--- START INFORMATION SHOWN ---

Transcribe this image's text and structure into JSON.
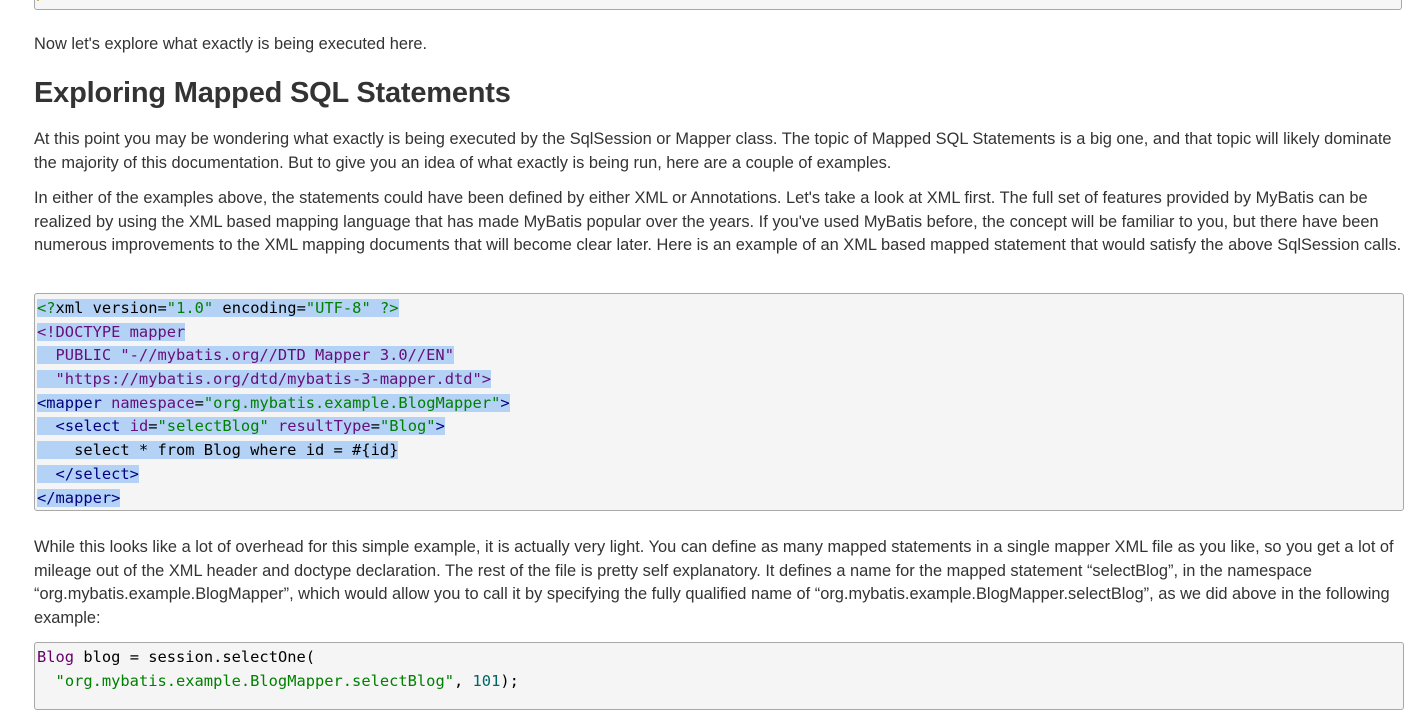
{
  "intro": "Now let's explore what exactly is being executed here.",
  "heading": "Exploring Mapped SQL Statements",
  "para1": "At this point you may be wondering what exactly is being executed by the SqlSession or Mapper class. The topic of Mapped SQL Statements is a big one, and that topic will likely dominate the majority of this documentation. But to give you an idea of what exactly is being run, here are a couple of examples.",
  "para2": "In either of the examples above, the statements could have been defined by either XML or Annotations. Let's take a look at XML first. The full set of features provided by MyBatis can be realized by using the XML based mapping language that has made MyBatis popular over the years. If you've used MyBatis before, the concept will be familiar to you, but there have been numerous improvements to the XML mapping documents that will become clear later. Here is an example of an XML based mapped statement that would satisfy the above SqlSession calls.",
  "xml_code": {
    "l1": {
      "open": "<?",
      "name": "xml",
      "a1": "version",
      "eq1": "=",
      "v1": "\"1.0\"",
      "a2": "encoding",
      "eq2": "=",
      "v2": "\"UTF-8\"",
      "close": "?>"
    },
    "l2": "<!DOCTYPE mapper",
    "l3": "  PUBLIC \"-//mybatis.org//DTD Mapper 3.0//EN\"",
    "l4": "  \"https://mybatis.org/dtd/mybatis-3-mapper.dtd\">",
    "l5": {
      "open": "<mapper",
      "a1": "namespace",
      "eq1": "=",
      "v1": "\"org.mybatis.example.BlogMapper\"",
      "close": ">"
    },
    "l6": {
      "indent": "  ",
      "open": "<select",
      "a1": "id",
      "eq1": "=",
      "v1": "\"selectBlog\"",
      "a2": "resultType",
      "eq2": "=",
      "v2": "\"Blog\"",
      "close": ">"
    },
    "l7": "    select * from Blog where id = #{id}",
    "l8": {
      "indent": "  ",
      "tag": "</select>"
    },
    "l9": "</mapper>"
  },
  "para3": "While this looks like a lot of overhead for this simple example, it is actually very light. You can define as many mapped statements in a single mapper XML file as you like, so you get a lot of mileage out of the XML header and doctype declaration. The rest of the file is pretty self explanatory. It defines a name for the mapped statement “selectBlog”, in the namespace “org.mybatis.example.BlogMapper”, which would allow you to call it by specifying the fully qualified name of “org.mybatis.example.BlogMapper.selectBlog”, as we did above in the following example:",
  "java_code": {
    "type": "Blog",
    "var": " blog ",
    "eq": "=",
    "call": " session.selectOne",
    "paren": "(",
    "indent": "  ",
    "arg": "\"org.mybatis.example.BlogMapper.selectBlog\"",
    "comma": ", ",
    "num": "101",
    "end": ");"
  }
}
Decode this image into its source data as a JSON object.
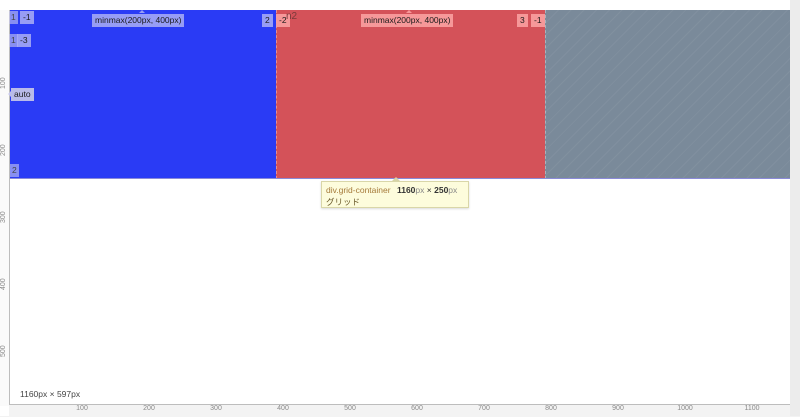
{
  "grid": {
    "tracks": [
      {
        "size": "minmax(200px, 400px)",
        "color": "#2a3bf5",
        "start_line": "1",
        "start_line_neg": "-1",
        "end_line": "2",
        "end_line_neg": "-2"
      },
      {
        "size": "minmax(200px, 400px)",
        "color": "#d45259",
        "end_line": "3",
        "end_line_neg": "-1"
      },
      {
        "color": "#7a8a9a"
      }
    ],
    "row_labels": {
      "line_1": "1",
      "neg_1": "-1",
      "line_1b": "1",
      "neg_3": "-3",
      "auto": "auto",
      "line_2": "2"
    },
    "faint_area_name": "n2"
  },
  "tooltip": {
    "selector": "div.grid-container",
    "width": "1160",
    "height": "250",
    "unit": "px",
    "times": "×",
    "kind": "グリッド"
  },
  "viewport_size": "1160px × 597px",
  "ruler": {
    "x_ticks": [
      "100",
      "200",
      "300",
      "400",
      "500",
      "600",
      "700",
      "800",
      "900",
      "1000",
      "1100"
    ],
    "y_ticks": [
      "100",
      "200",
      "300",
      "400",
      "500"
    ]
  }
}
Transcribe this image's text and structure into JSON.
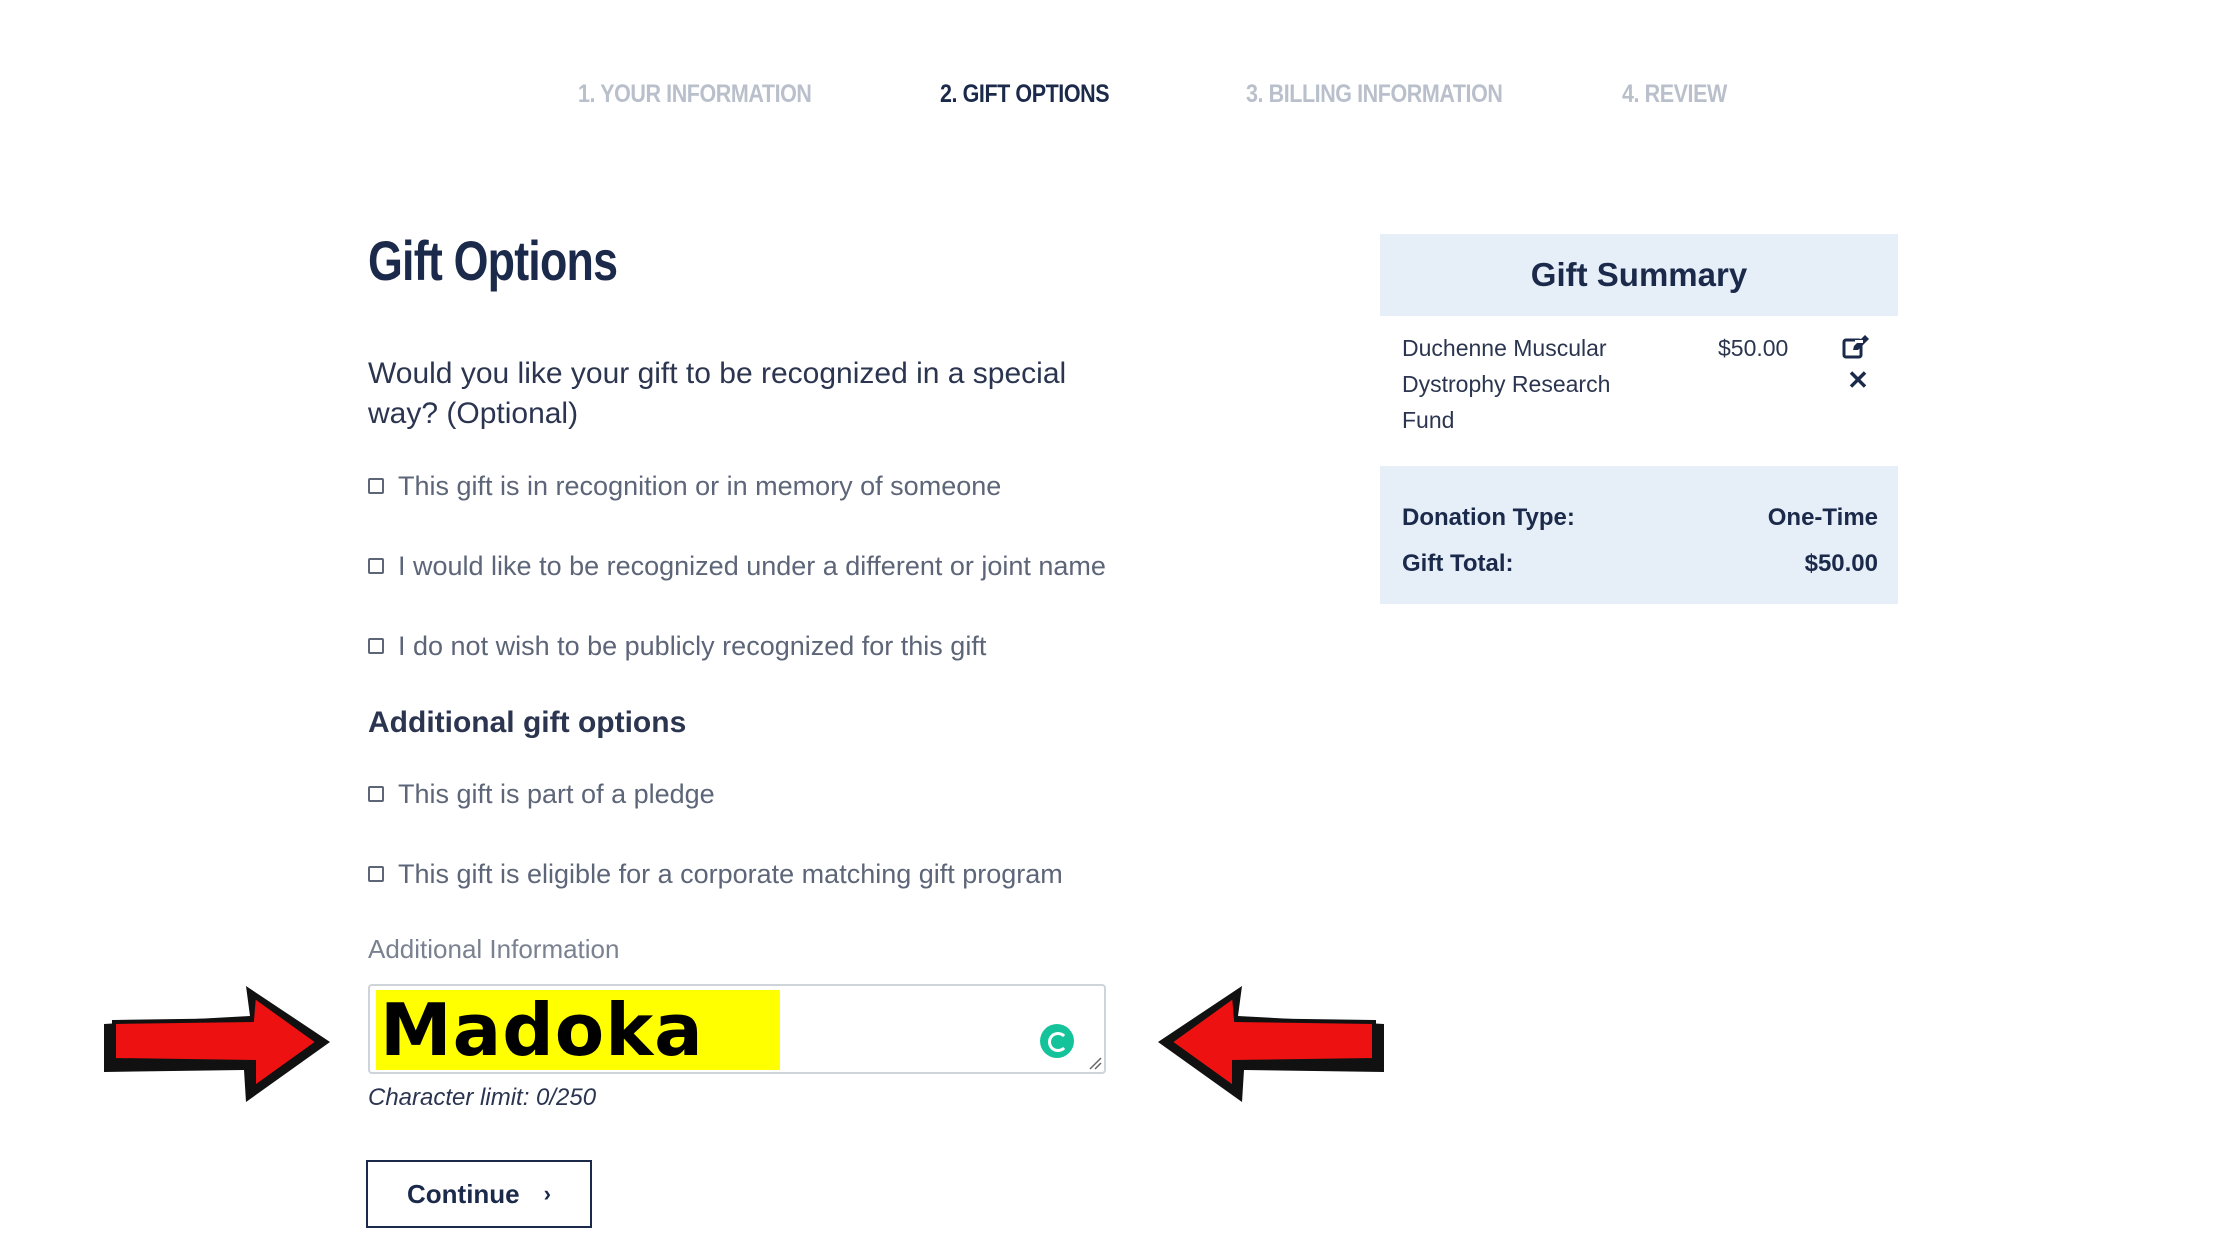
{
  "steps": [
    {
      "label": "1. YOUR INFORMATION"
    },
    {
      "label": "2. GIFT OPTIONS"
    },
    {
      "label": "3. BILLING INFORMATION"
    },
    {
      "label": "4. REVIEW"
    }
  ],
  "active_step": 2,
  "page_title": "Gift Options",
  "question": "Would you like your gift to be recognized in a special way? (Optional)",
  "recognition_options": [
    {
      "label": "This gift is in recognition or in memory of someone",
      "checked": false
    },
    {
      "label": "I would like to be recognized under a different or joint name",
      "checked": false
    },
    {
      "label": "I do not wish to be publicly recognized for this gift",
      "checked": false
    }
  ],
  "additional_title": "Additional gift options",
  "additional_options": [
    {
      "label": "This gift is part of a pledge",
      "checked": false
    },
    {
      "label": "This gift is eligible for a corporate matching gift program",
      "checked": false
    }
  ],
  "additional_info": {
    "label": "Additional Information",
    "value": "Madoka",
    "char_limit": "Character limit: 0/250"
  },
  "continue_label": "Continue",
  "summary": {
    "title": "Gift Summary",
    "fund_name": "Duchenne Muscular Dystrophy Research Fund",
    "fund_amount": "$50.00",
    "donation_type_label": "Donation Type:",
    "donation_type_value": "One-Time",
    "gift_total_label": "Gift Total:",
    "gift_total_value": "$50.00"
  },
  "icons": {
    "edit": "edit-icon",
    "remove": "close-icon",
    "chevron": "chevron-right-icon",
    "grammarly": "grammarly-icon",
    "annotation_arrows": "red-arrow"
  },
  "colors": {
    "primary": "#1b2a4a",
    "inactive_step": "#b9c0cc",
    "panel_bg": "#e6eef8",
    "highlight": "#ffff00",
    "arrow": "#ee1111",
    "grammarly": "#15c39a"
  }
}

--- END INFORMATION SHOWN ---

■ TASK
Quote the data exactly, leaving every image out of the copy.

■ RESULT
Transcribe this image's text and structure into JSON.
{
  "intro": "Now let's explore what exactly is being executed here.",
  "heading": "Exploring Mapped SQL Statements",
  "para1": "At this point you may be wondering what exactly is being executed by the SqlSession or Mapper class. The topic of Mapped SQL Statements is a big one, and that topic will likely dominate the majority of this documentation. But to give you an idea of what exactly is being run, here are a couple of examples.",
  "para2": "In either of the examples above, the statements could have been defined by either XML or Annotations. Let's take a look at XML first. The full set of features provided by MyBatis can be realized by using the XML based mapping language that has made MyBatis popular over the years. If you've used MyBatis before, the concept will be familiar to you, but there have been numerous improvements to the XML mapping documents that will become clear later. Here is an example of an XML based mapped statement that would satisfy the above SqlSession calls.",
  "xml_code": {
    "l1": {
      "open": "<?",
      "name": "xml",
      "a1": "version",
      "eq1": "=",
      "v1": "\"1.0\"",
      "a2": "encoding",
      "eq2": "=",
      "v2": "\"UTF-8\"",
      "close": "?>"
    },
    "l2": "<!DOCTYPE mapper",
    "l3": "  PUBLIC \"-//mybatis.org//DTD Mapper 3.0//EN\"",
    "l4": "  \"https://mybatis.org/dtd/mybatis-3-mapper.dtd\">",
    "l5": {
      "open": "<mapper",
      "a1": "namespace",
      "eq1": "=",
      "v1": "\"org.mybatis.example.BlogMapper\"",
      "close": ">"
    },
    "l6": {
      "indent": "  ",
      "open": "<select",
      "a1": "id",
      "eq1": "=",
      "v1": "\"selectBlog\"",
      "a2": "resultType",
      "eq2": "=",
      "v2": "\"Blog\"",
      "close": ">"
    },
    "l7": "    select * from Blog where id = #{id}",
    "l8": {
      "indent": "  ",
      "tag": "</select>"
    },
    "l9": "</mapper>"
  },
  "para3": "While this looks like a lot of overhead for this simple example, it is actually very light. You can define as many mapped statements in a single mapper XML file as you like, so you get a lot of mileage out of the XML header and doctype declaration. The rest of the file is pretty self explanatory. It defines a name for the mapped statement “selectBlog”, in the namespace “org.mybatis.example.BlogMapper”, which would allow you to call it by specifying the fully qualified name of “org.mybatis.example.BlogMapper.selectBlog”, as we did above in the following example:",
  "java_code": {
    "type": "Blog",
    "var": " blog ",
    "eq": "=",
    "call": " session.selectOne",
    "paren": "(",
    "indent": "  ",
    "arg": "\"org.mybatis.example.BlogMapper.selectBlog\"",
    "comma": ", ",
    "num": "101",
    "end": ");"
  }
}
Decode this image into its source data as a JSON object.
{
  "grid": {
    "tracks": [
      {
        "size": "minmax(200px, 400px)",
        "color": "#2a3bf5",
        "start_line": "1",
        "start_line_neg": "-1",
        "end_line": "2",
        "end_line_neg": "-2"
      },
      {
        "size": "minmax(200px, 400px)",
        "color": "#d45259",
        "end_line": "3",
        "end_line_neg": "-1"
      },
      {
        "color": "#7a8a9a"
      }
    ],
    "row_labels": {
      "line_1": "1",
      "neg_1": "-1",
      "line_1b": "1",
      "neg_3": "-3",
      "auto": "auto",
      "line_2": "2"
    },
    "faint_area_name": "n2"
  },
  "tooltip": {
    "selector": "div.grid-container",
    "width": "1160",
    "height": "250",
    "unit": "px",
    "times": "×",
    "kind": "グリッド"
  },
  "viewport_size": "1160px × 597px",
  "ruler": {
    "x_ticks": [
      "100",
      "200",
      "300",
      "400",
      "500",
      "600",
      "700",
      "800",
      "900",
      "1000",
      "1100"
    ],
    "y_ticks": [
      "100",
      "200",
      "300",
      "400",
      "500"
    ]
  }
}
Transcribe this image's text and structure into JSON.
{
  "steps": [
    {
      "label": "1. YOUR INFORMATION"
    },
    {
      "label": "2. GIFT OPTIONS"
    },
    {
      "label": "3. BILLING INFORMATION"
    },
    {
      "label": "4. REVIEW"
    }
  ],
  "active_step": 2,
  "page_title": "Gift Options",
  "question": "Would you like your gift to be recognized in a special way? (Optional)",
  "recognition_options": [
    {
      "label": "This gift is in recognition or in memory of someone",
      "checked": false
    },
    {
      "label": "I would like to be recognized under a different or joint name",
      "checked": false
    },
    {
      "label": "I do not wish to be publicly recognized for this gift",
      "checked": false
    }
  ],
  "additional_title": "Additional gift options",
  "additional_options": [
    {
      "label": "This gift is part of a pledge",
      "checked": false
    },
    {
      "label": "This gift is eligible for a corporate matching gift program",
      "checked": false
    }
  ],
  "additional_info": {
    "label": "Additional Information",
    "value": "Madoka",
    "char_limit": "Character limit: 0/250"
  },
  "continue_label": "Continue",
  "summary": {
    "title": "Gift Summary",
    "fund_name": "Duchenne Muscular Dystrophy Research Fund",
    "fund_amount": "$50.00",
    "donation_type_label": "Donation Type:",
    "donation_type_value": "One-Time",
    "gift_total_label": "Gift Total:",
    "gift_total_value": "$50.00"
  },
  "icons": {
    "edit": "edit-icon",
    "remove": "close-icon",
    "chevron": "chevron-right-icon",
    "grammarly": "grammarly-icon",
    "annotation_arrows": "red-arrow"
  },
  "colors": {
    "primary": "#1b2a4a",
    "inactive_step": "#b9c0cc",
    "panel_bg": "#e6eef8",
    "highlight": "#ffff00",
    "arrow": "#ee1111",
    "grammarly": "#15c39a"
  }
}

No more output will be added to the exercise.